[BAGIAN DOKUMEN]:
Saran Dari kesimpulan tersebut maka dalam rangka meningkatkan penerimaan Pajak Hotel disarankan hal-hal sebagai berikut : 1.
Pada tahun-tahun berikutnya, Pemerintah Kabupaten Klaten disarankan agar menetapkan target penerimaan Pajak Hotel dalam APBD menggunakan angka hasil perhitungan potensi dan meninggalkan metode incremental yang hasilnya lebih rendah dari yang seharusnya dapat dicapai.
2.
Perlu peningkatan Upaya Pajak dengan cara internal dan eksternal. Secara internal dilakukan dengan melakukan penegakan disiplin dan pengawasan melekat terhadap petugas pungut DPPKAD yang tidak tepat waktu dalam menyetorkan hasil pemungutan Pajak Hotel. Insentif perlu ditingkatkan agar petugas pungut lebih giat
lxxxv
dalam mencapai target. Secara eksternal dengan
melakukan intensifikasi dan
ekstensifikasi pemungutan Pajak Hotel. Intensifikasi dilakukan dengan melakukan pemeriksaan secara berkala terhadap kamar hotel yang laku, melakukan sosialisasi Pajak Hotel terhadap wajib pajak dan melakukan penagihan pajak terutang secara lebih giat.
Ekstensifikasi dapat dilakukan dengan melakukan pendataan secara
rutin untuk menjaring obyek pajak baru yang berupa tambahan kamar maupun hotel baru. 3.

[DATA YANG DIBERIKAN]:
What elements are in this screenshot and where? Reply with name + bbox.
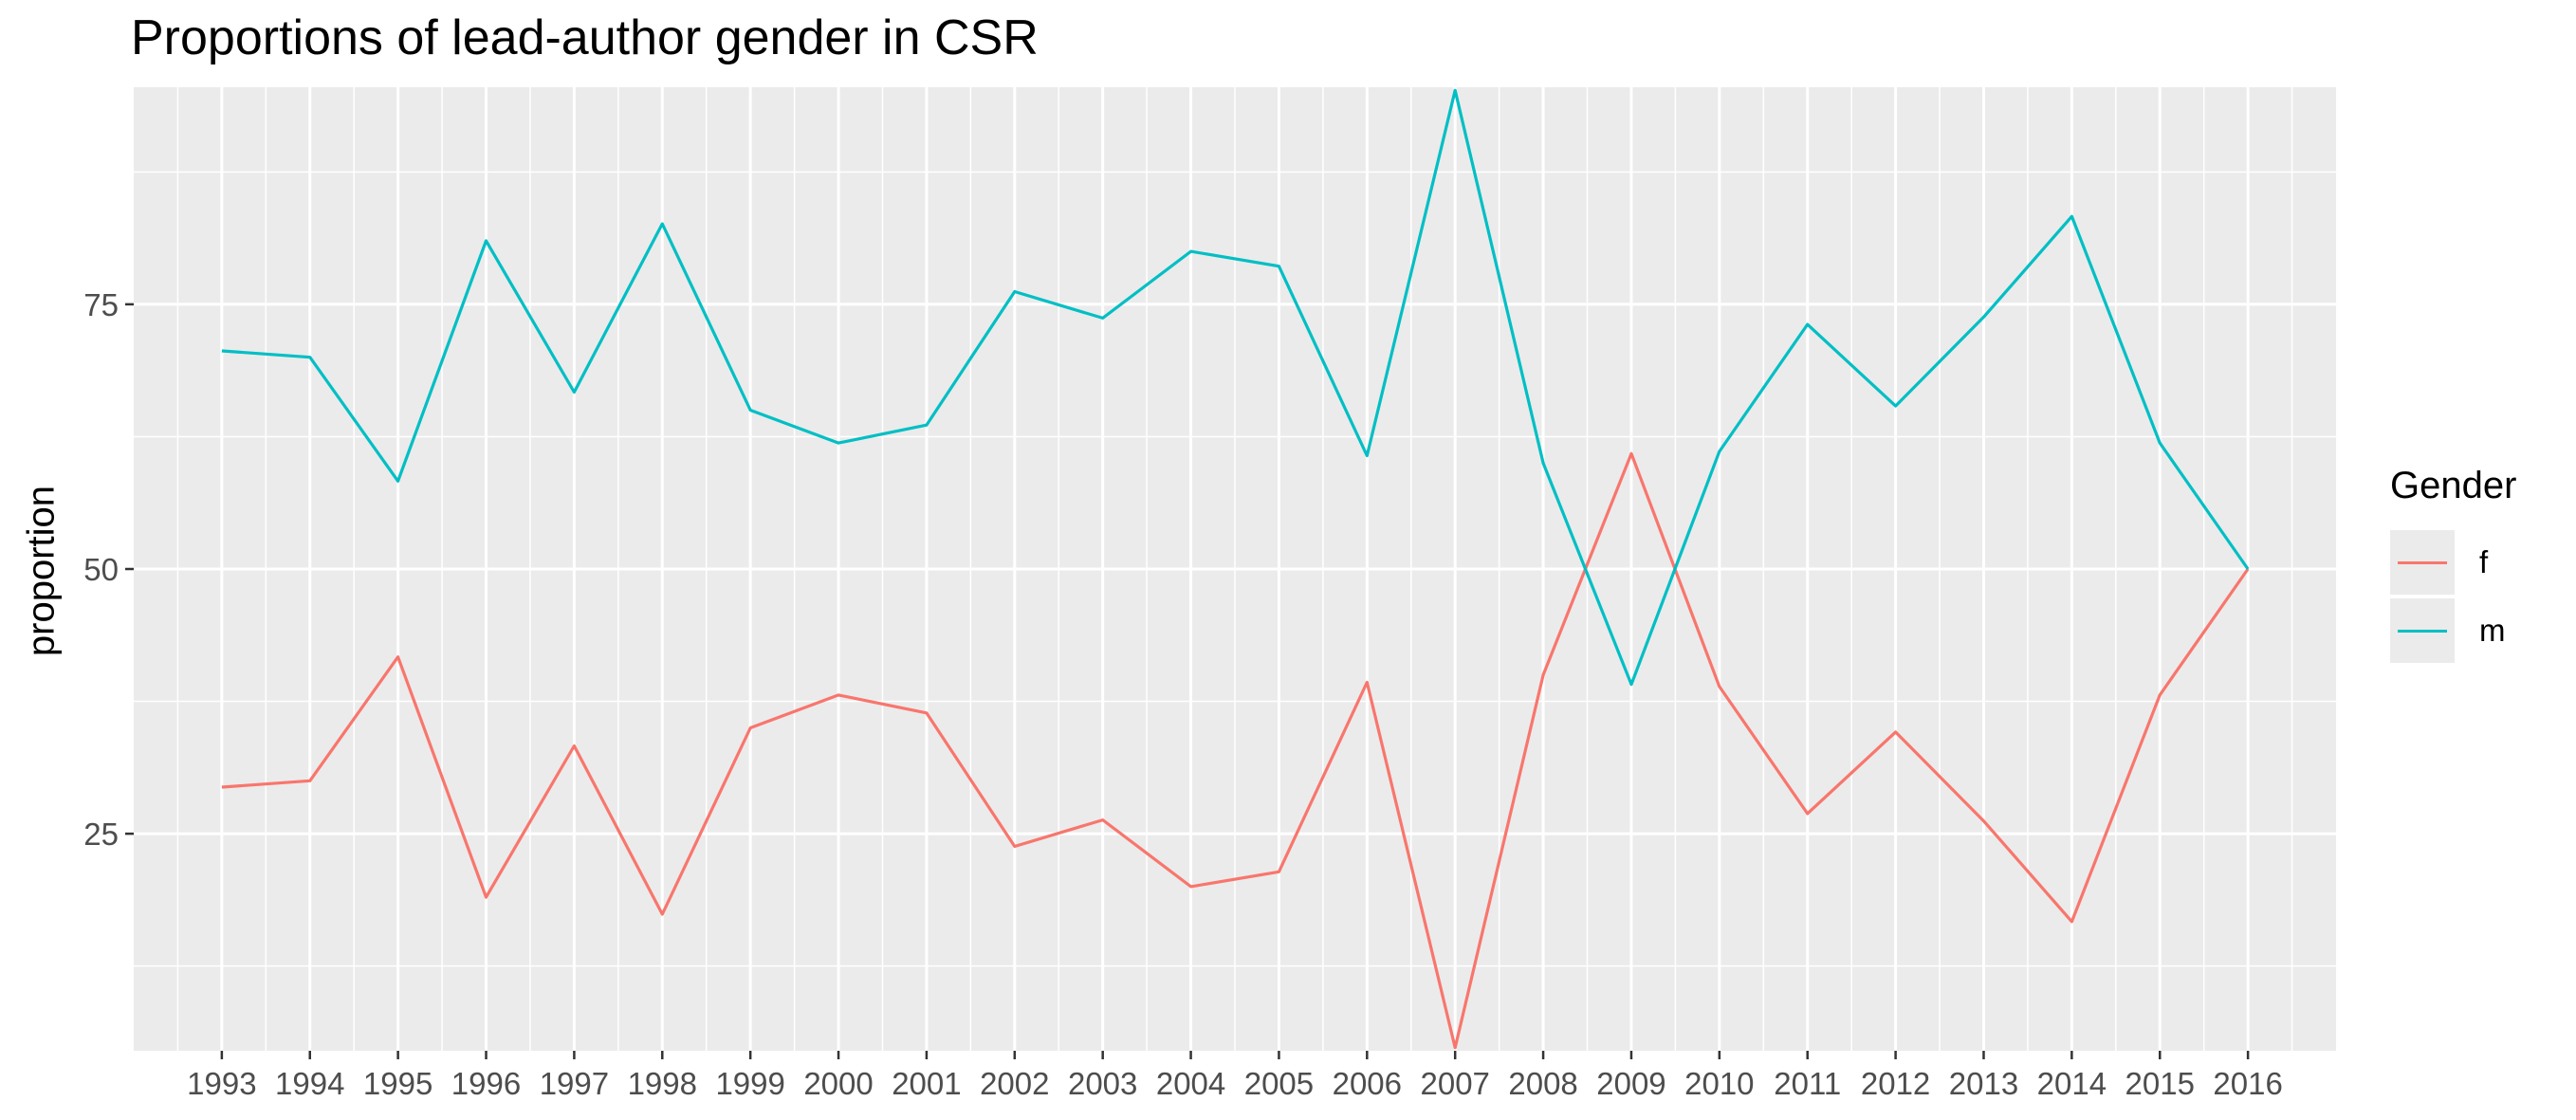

[PETUNJUK LATIHAN]:
1. Tuliskan kembali tanpa perubahan bagian dokumen tentang Pajak Hotel, dimulai dari "Perlu peningkatan Upaya" dan berlanjut hingga "secara lebih giat.".
2. Menurut bagian dokumen tentang Pajak Hotel, metode apa yang disarankan untuk ditinggalkan Pemerintah Kabupaten Klaten dalam menetapkan target penerimaan Pajak Hotel?
3. Tentukan apakah setiap pernyataan berikut sesuai dengan bagian dokumen tentang Pajak Hotel, lalu sertakan kutipan kata-kata penentunya:
(a) Intensifikasi dilakukan antara lain dengan memeriksa secara berkala kamar hotel yang laku.
(b) Ekstensifikasi dilakukan dengan menurunkan tarif Pajak Hotel.
(c) Insentif bagi petugas pungut disarankan untuk dikurangi.

[JAWABAN LATIHAN]:
1.
Perlu peningkatan Upaya Pajak dengan cara internal dan eksternal. Secara internal dilakukan dengan melakukan penegakan disiplin dan pengawasan melekat terhadap petugas pungut DPPKAD yang tidak tepat waktu dalam menyetorkan hasil pemungutan Pajak Hotel. Insentif perlu ditingkatkan agar petugas pungut lebih giat
lxxxv
dalam mencapai target. Secara eksternal dengan
melakukan intensifikasi dan
ekstensifikasi pemungutan Pajak Hotel. Intensifikasi dilakukan dengan melakukan pemeriksaan secara berkala terhadap kamar hotel yang laku, melakukan sosialisasi Pajak Hotel terhadap wajib pajak dan melakukan penagihan pajak terutang secara lebih giat.

2. Metode incremental.

3.
(a) Ya: "Intensifikasi dilakukan dengan melakukan pemeriksaan secara berkala terhadap kamar hotel yang laku"
(b) Tidak: "Ekstensifikasi dapat dilakukan dengan melakukan pendataan secara rutin untuk menjaring obyek pajak baru"
(c) Tidak: "Insentif perlu ditingkatkan agar petugas pungut lebih giat"